__STATED EXERCISE__. Repeat the listing that follows, character for character, minus the pictures.

__RECORDS FOR THE TASK__.
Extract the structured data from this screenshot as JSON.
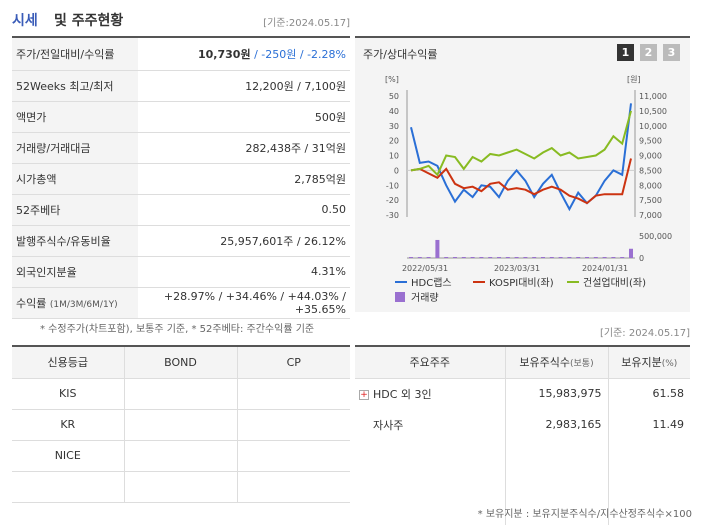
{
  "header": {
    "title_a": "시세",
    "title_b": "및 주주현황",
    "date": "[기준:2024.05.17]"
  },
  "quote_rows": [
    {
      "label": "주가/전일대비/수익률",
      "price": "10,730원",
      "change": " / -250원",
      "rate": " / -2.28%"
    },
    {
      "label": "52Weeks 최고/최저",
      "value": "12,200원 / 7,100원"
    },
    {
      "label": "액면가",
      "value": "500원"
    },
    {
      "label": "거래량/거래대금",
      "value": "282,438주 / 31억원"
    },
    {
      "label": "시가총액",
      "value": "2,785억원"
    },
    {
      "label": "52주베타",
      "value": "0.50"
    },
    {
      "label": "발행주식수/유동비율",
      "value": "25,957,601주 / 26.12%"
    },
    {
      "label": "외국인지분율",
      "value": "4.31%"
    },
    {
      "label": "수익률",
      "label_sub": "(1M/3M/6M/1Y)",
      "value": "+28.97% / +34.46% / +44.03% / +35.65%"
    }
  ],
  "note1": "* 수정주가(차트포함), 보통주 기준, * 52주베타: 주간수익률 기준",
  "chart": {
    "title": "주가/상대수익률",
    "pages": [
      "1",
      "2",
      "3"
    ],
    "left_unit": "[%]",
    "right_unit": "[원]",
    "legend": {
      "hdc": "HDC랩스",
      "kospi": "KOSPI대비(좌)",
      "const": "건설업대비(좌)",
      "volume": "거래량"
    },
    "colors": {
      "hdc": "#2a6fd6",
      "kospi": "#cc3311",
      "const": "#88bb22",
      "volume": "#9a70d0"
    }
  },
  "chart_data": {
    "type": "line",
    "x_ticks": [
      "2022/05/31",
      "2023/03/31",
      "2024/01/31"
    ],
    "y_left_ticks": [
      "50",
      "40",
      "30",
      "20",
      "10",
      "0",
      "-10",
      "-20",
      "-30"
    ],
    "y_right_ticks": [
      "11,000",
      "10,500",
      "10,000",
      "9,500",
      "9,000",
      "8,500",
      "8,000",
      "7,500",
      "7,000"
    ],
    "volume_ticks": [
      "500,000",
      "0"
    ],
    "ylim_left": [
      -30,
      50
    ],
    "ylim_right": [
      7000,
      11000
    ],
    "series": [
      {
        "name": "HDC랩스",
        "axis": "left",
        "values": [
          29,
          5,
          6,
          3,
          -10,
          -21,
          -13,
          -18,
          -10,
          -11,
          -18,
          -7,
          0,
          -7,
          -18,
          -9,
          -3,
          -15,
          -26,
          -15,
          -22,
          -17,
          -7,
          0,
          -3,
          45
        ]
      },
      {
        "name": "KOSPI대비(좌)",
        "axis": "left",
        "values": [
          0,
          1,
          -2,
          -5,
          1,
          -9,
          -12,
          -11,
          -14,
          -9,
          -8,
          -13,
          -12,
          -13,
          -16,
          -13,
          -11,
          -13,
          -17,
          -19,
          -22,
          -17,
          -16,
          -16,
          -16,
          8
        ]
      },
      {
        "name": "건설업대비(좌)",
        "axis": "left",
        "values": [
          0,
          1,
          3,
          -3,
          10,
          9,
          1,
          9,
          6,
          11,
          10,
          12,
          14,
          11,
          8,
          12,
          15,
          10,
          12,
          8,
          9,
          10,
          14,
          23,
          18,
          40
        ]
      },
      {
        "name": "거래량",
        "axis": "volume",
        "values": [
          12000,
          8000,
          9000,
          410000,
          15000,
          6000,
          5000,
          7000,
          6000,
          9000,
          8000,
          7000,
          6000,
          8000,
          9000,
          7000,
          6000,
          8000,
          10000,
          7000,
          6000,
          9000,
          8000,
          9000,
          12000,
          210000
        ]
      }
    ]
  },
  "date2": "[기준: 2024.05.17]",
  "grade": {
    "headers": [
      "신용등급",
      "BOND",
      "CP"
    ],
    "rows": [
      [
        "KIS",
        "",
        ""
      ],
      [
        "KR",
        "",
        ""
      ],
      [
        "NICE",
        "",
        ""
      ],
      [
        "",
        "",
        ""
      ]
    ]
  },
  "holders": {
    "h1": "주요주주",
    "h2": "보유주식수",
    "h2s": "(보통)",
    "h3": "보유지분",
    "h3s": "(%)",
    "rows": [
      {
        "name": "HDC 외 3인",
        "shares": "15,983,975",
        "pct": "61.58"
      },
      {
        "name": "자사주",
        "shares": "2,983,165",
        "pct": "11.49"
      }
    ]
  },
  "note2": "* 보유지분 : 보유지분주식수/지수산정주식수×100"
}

__TASK OUTPUT__.
Extract the structured data from this screenshot as JSON.
{
  "header": {
    "title_a": "시세",
    "title_b": "및 주주현황",
    "date": "[기준:2024.05.17]"
  },
  "quote_rows": [
    {
      "label": "주가/전일대비/수익률",
      "price": "10,730원",
      "change": " / -250원",
      "rate": " / -2.28%"
    },
    {
      "label": "52Weeks 최고/최저",
      "value": "12,200원 / 7,100원"
    },
    {
      "label": "액면가",
      "value": "500원"
    },
    {
      "label": "거래량/거래대금",
      "value": "282,438주 / 31억원"
    },
    {
      "label": "시가총액",
      "value": "2,785억원"
    },
    {
      "label": "52주베타",
      "value": "0.50"
    },
    {
      "label": "발행주식수/유동비율",
      "value": "25,957,601주 / 26.12%"
    },
    {
      "label": "외국인지분율",
      "value": "4.31%"
    },
    {
      "label": "수익률",
      "label_sub": "(1M/3M/6M/1Y)",
      "value": "+28.97% / +34.46% / +44.03% / +35.65%"
    }
  ],
  "note1": "* 수정주가(차트포함), 보통주 기준, * 52주베타: 주간수익률 기준",
  "chart": {
    "title": "주가/상대수익률",
    "pages": [
      "1",
      "2",
      "3"
    ],
    "left_unit": "[%]",
    "right_unit": "[원]",
    "legend": {
      "hdc": "HDC랩스",
      "kospi": "KOSPI대비(좌)",
      "const": "건설업대비(좌)",
      "volume": "거래량"
    },
    "colors": {
      "hdc": "#2a6fd6",
      "kospi": "#cc3311",
      "const": "#88bb22",
      "volume": "#9a70d0"
    }
  },
  "chart_data": {
    "type": "line",
    "x_ticks": [
      "2022/05/31",
      "2023/03/31",
      "2024/01/31"
    ],
    "y_left_ticks": [
      "50",
      "40",
      "30",
      "20",
      "10",
      "0",
      "-10",
      "-20",
      "-30"
    ],
    "y_right_ticks": [
      "11,000",
      "10,500",
      "10,000",
      "9,500",
      "9,000",
      "8,500",
      "8,000",
      "7,500",
      "7,000"
    ],
    "volume_ticks": [
      "500,000",
      "0"
    ],
    "ylim_left": [
      -30,
      50
    ],
    "ylim_right": [
      7000,
      11000
    ],
    "series": [
      {
        "name": "HDC랩스",
        "axis": "left",
        "values": [
          29,
          5,
          6,
          3,
          -10,
          -21,
          -13,
          -18,
          -10,
          -11,
          -18,
          -7,
          0,
          -7,
          -18,
          -9,
          -3,
          -15,
          -26,
          -15,
          -22,
          -17,
          -7,
          0,
          -3,
          45
        ]
      },
      {
        "name": "KOSPI대비(좌)",
        "axis": "left",
        "values": [
          0,
          1,
          -2,
          -5,
          1,
          -9,
          -12,
          -11,
          -14,
          -9,
          -8,
          -13,
          -12,
          -13,
          -16,
          -13,
          -11,
          -13,
          -17,
          -19,
          -22,
          -17,
          -16,
          -16,
          -16,
          8
        ]
      },
      {
        "name": "건설업대비(좌)",
        "axis": "left",
        "values": [
          0,
          1,
          3,
          -3,
          10,
          9,
          1,
          9,
          6,
          11,
          10,
          12,
          14,
          11,
          8,
          12,
          15,
          10,
          12,
          8,
          9,
          10,
          14,
          23,
          18,
          40
        ]
      },
      {
        "name": "거래량",
        "axis": "volume",
        "values": [
          12000,
          8000,
          9000,
          410000,
          15000,
          6000,
          5000,
          7000,
          6000,
          9000,
          8000,
          7000,
          6000,
          8000,
          9000,
          7000,
          6000,
          8000,
          10000,
          7000,
          6000,
          9000,
          8000,
          9000,
          12000,
          210000
        ]
      }
    ]
  },
  "date2": "[기준: 2024.05.17]",
  "grade": {
    "headers": [
      "신용등급",
      "BOND",
      "CP"
    ],
    "rows": [
      [
        "KIS",
        "",
        ""
      ],
      [
        "KR",
        "",
        ""
      ],
      [
        "NICE",
        "",
        ""
      ],
      [
        "",
        "",
        ""
      ]
    ]
  },
  "holders": {
    "h1": "주요주주",
    "h2": "보유주식수",
    "h2s": "(보통)",
    "h3": "보유지분",
    "h3s": "(%)",
    "rows": [
      {
        "name": "HDC 외 3인",
        "shares": "15,983,975",
        "pct": "61.58"
      },
      {
        "name": "자사주",
        "shares": "2,983,165",
        "pct": "11.49"
      }
    ]
  },
  "note2": "* 보유지분 : 보유지분주식수/지수산정주식수×100"
}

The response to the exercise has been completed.